* What you have to do *
Word for word, transcribe the lines below and drop the pictures.

* Task input *
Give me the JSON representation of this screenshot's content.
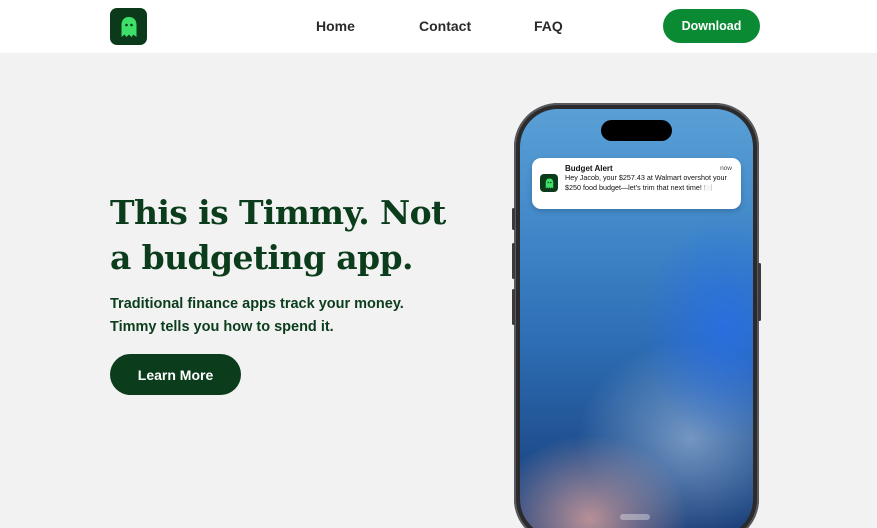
{
  "colors": {
    "brand_dark": "#0b3d1c",
    "brand_green": "#0a8a33",
    "ghost_green": "#3ee06a",
    "background": "#f2f2f2"
  },
  "header": {
    "logo_icon": "ghost-icon",
    "nav": {
      "home": "Home",
      "contact": "Contact",
      "faq": "FAQ"
    },
    "download_label": "Download"
  },
  "hero": {
    "title": "This is Timmy. Not a budgeting app.",
    "subtitle_line1": "Traditional finance apps track your money.",
    "subtitle_line2": "Timmy tells you how to spend it.",
    "cta_label": "Learn More"
  },
  "phone": {
    "notification": {
      "title": "Budget Alert",
      "time": "now",
      "body": "Hey Jacob, your $257.43 at Walmart overshot your $250 food budget—let's trim that next time! 🍽️",
      "icon": "ghost-icon"
    }
  }
}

* Exercise output *
Give me the JSON representation of this screenshot's content.
{
  "colors": {
    "brand_dark": "#0b3d1c",
    "brand_green": "#0a8a33",
    "ghost_green": "#3ee06a",
    "background": "#f2f2f2"
  },
  "header": {
    "logo_icon": "ghost-icon",
    "nav": {
      "home": "Home",
      "contact": "Contact",
      "faq": "FAQ"
    },
    "download_label": "Download"
  },
  "hero": {
    "title": "This is Timmy. Not a budgeting app.",
    "subtitle_line1": "Traditional finance apps track your money.",
    "subtitle_line2": "Timmy tells you how to spend it.",
    "cta_label": "Learn More"
  },
  "phone": {
    "notification": {
      "title": "Budget Alert",
      "time": "now",
      "body": "Hey Jacob, your $257.43 at Walmart overshot your $250 food budget—let's trim that next time! 🍽️",
      "icon": "ghost-icon"
    }
  }
}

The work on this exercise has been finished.